— start —

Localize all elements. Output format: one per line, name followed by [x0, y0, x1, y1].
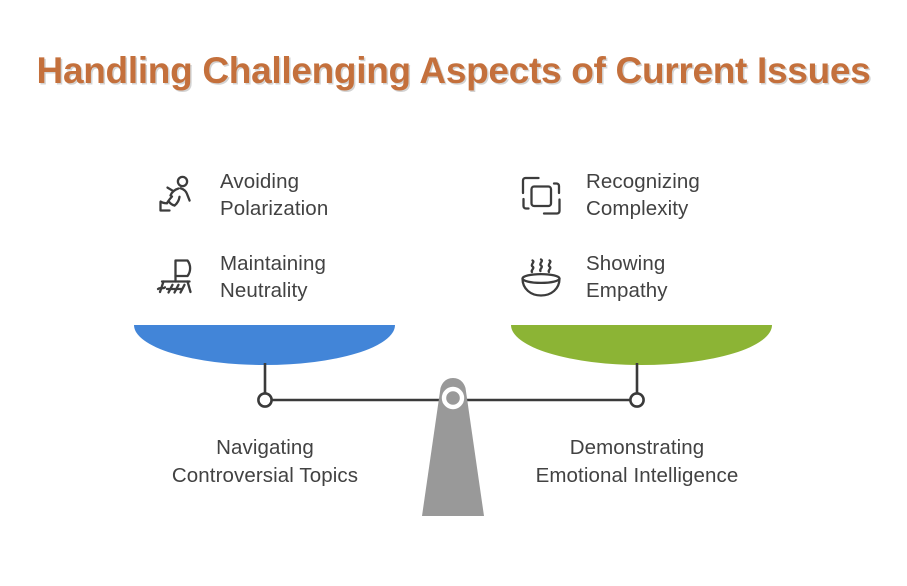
feature-label: Avoiding Polarization — [220, 168, 328, 222]
person-slipping-icon — [148, 168, 202, 222]
feature-showing-empathy[interactable]: Showing Empathy — [514, 250, 668, 304]
slide-canvas: Handling Challenging Aspects of Current … — [0, 0, 907, 586]
left-caption: Navigating Controversial Topics — [110, 434, 420, 490]
feature-avoiding-polarization[interactable]: Avoiding Polarization — [148, 168, 328, 222]
left-hanger-ring — [258, 393, 271, 406]
feature-label: Recognizing Complexity — [586, 168, 700, 222]
right-hanger-ring — [630, 393, 643, 406]
feature-maintaining-neutrality[interactable]: Maintaining Neutrality — [148, 250, 326, 304]
steaming-bowl-icon — [514, 250, 568, 304]
sailboat-icon — [148, 250, 202, 304]
right-pan — [511, 325, 772, 365]
page-title: Handling Challenging Aspects of Current … — [0, 50, 907, 92]
feature-label: Showing Empathy — [586, 250, 668, 304]
feature-recognizing-complexity[interactable]: Recognizing Complexity — [514, 168, 700, 222]
right-caption: Demonstrating Emotional Intelligence — [482, 434, 792, 490]
left-pan — [134, 325, 395, 365]
feature-label: Maintaining Neutrality — [220, 250, 326, 304]
fulcrum — [422, 378, 484, 516]
stacked-layers-icon — [514, 168, 568, 222]
pivot-ring — [444, 389, 462, 407]
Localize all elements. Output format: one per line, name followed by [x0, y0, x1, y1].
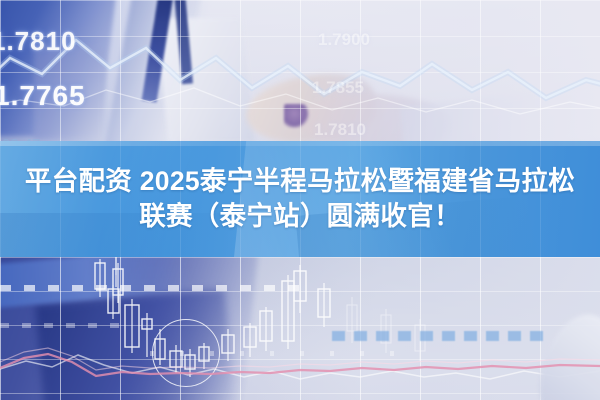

— end —

Task prompt: Reproduce every line above verbatim, from the first to the last, and omit both pictures.

Written solution:
Localize all elements. Output format: one per line, name followed by [x0, y0, x1, y1].
feature-label: Avoiding Polarization — [220, 168, 328, 222]
person-slipping-icon — [148, 168, 202, 222]
feature-showing-empathy[interactable]: Showing Empathy — [514, 250, 668, 304]
slide-canvas: Handling Challenging Aspects of Current … — [0, 0, 907, 586]
left-caption: Navigating Controversial Topics — [110, 434, 420, 490]
feature-avoiding-polarization[interactable]: Avoiding Polarization — [148, 168, 328, 222]
left-hanger-ring — [258, 393, 271, 406]
feature-label: Recognizing Complexity — [586, 168, 700, 222]
right-hanger-ring — [630, 393, 643, 406]
feature-maintaining-neutrality[interactable]: Maintaining Neutrality — [148, 250, 326, 304]
steaming-bowl-icon — [514, 250, 568, 304]
sailboat-icon — [148, 250, 202, 304]
right-pan — [511, 325, 772, 365]
page-title: Handling Challenging Aspects of Current … — [0, 50, 907, 92]
feature-label: Showing Empathy — [586, 250, 668, 304]
feature-recognizing-complexity[interactable]: Recognizing Complexity — [514, 168, 700, 222]
right-caption: Demonstrating Emotional Intelligence — [482, 434, 792, 490]
left-pan — [134, 325, 395, 365]
feature-label: Maintaining Neutrality — [220, 250, 326, 304]
fulcrum — [422, 378, 484, 516]
stacked-layers-icon — [514, 168, 568, 222]
pivot-ring — [444, 389, 462, 407]
Localize all elements. Output format: one per line, name followed by [x0, y0, x1, y1].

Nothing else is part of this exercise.